* Description of the task
Identify the lines holding "MSCI" and copy them.

* Supplied entries
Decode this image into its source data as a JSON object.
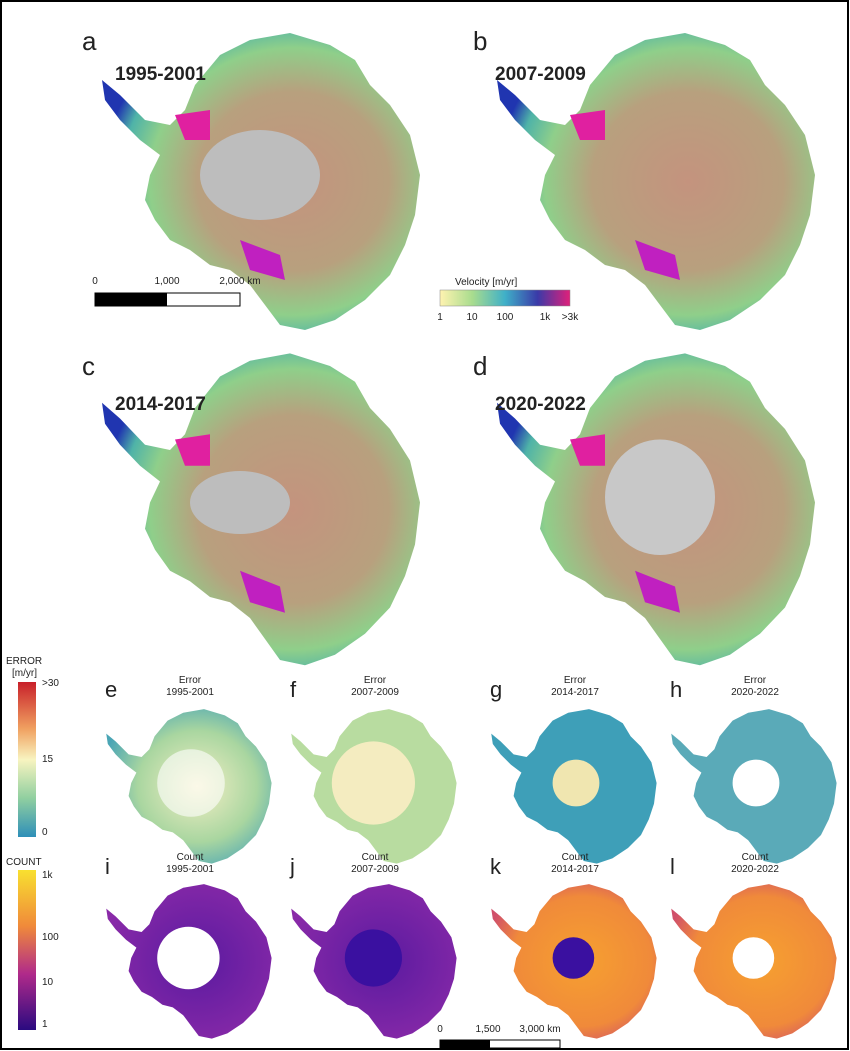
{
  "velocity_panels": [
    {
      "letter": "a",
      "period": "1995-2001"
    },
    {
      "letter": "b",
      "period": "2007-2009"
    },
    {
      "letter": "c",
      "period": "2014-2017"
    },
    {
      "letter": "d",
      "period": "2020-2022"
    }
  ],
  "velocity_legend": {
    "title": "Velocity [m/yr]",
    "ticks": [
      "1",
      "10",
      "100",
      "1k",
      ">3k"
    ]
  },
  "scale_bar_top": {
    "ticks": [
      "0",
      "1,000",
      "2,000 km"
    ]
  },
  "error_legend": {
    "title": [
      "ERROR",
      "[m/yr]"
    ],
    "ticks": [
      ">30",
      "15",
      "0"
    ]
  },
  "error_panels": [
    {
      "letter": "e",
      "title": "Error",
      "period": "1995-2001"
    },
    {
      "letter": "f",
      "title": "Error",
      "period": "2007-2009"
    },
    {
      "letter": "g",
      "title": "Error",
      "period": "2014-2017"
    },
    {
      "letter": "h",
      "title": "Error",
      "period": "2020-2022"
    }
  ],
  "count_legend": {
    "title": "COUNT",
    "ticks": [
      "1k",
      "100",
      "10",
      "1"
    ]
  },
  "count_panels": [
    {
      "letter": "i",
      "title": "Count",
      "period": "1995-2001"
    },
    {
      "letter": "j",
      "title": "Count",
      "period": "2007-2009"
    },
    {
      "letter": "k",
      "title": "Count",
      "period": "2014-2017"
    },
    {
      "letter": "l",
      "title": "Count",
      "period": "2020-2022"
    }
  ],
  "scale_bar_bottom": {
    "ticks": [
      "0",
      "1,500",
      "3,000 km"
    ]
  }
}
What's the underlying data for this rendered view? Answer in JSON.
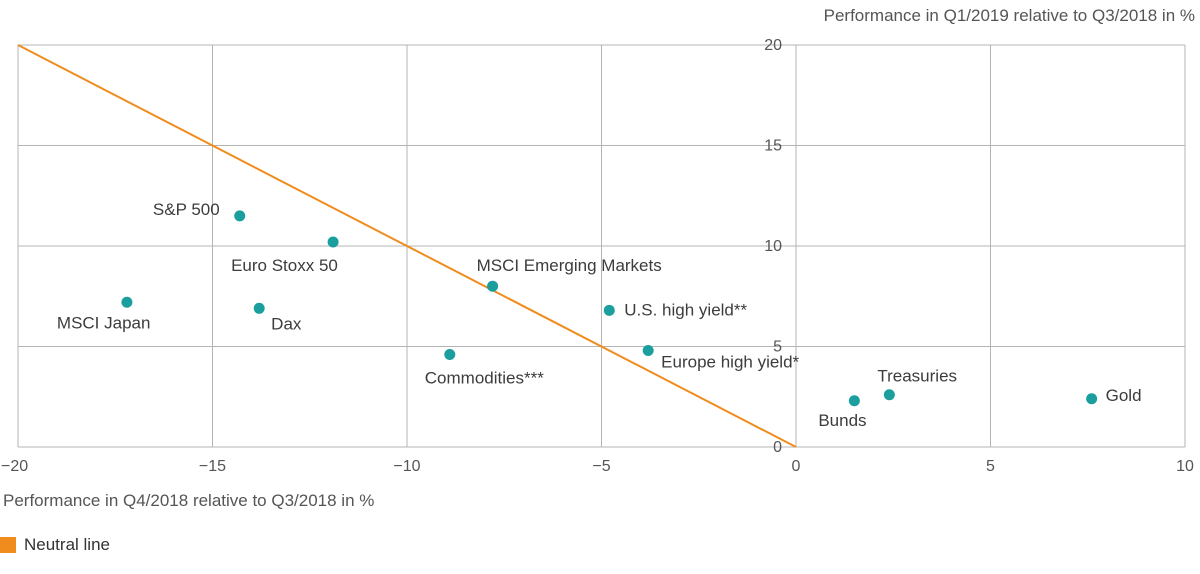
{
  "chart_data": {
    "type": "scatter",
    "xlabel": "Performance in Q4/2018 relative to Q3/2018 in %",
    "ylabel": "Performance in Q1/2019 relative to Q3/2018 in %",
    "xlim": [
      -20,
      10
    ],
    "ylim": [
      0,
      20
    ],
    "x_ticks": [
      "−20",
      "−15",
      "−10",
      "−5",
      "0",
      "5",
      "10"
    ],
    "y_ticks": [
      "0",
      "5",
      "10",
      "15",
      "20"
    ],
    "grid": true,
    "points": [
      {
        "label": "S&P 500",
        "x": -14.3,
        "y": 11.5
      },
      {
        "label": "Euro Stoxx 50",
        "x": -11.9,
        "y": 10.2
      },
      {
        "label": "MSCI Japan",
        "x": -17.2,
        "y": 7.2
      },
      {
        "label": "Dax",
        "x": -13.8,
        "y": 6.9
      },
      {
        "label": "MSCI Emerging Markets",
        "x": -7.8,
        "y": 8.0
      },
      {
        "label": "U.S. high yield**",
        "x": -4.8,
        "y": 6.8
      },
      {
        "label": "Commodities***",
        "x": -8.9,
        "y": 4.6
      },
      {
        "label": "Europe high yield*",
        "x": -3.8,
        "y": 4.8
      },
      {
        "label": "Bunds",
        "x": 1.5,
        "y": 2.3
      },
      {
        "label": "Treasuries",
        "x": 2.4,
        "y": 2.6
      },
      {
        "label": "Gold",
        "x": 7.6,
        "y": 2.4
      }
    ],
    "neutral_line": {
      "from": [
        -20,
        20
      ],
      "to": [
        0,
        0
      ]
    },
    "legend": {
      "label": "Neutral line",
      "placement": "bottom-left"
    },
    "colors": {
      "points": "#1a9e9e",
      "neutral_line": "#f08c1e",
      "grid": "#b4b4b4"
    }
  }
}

* Solution for this task
        "label": "MSCI Japan",
        "label": "MSCI Emerging Markets",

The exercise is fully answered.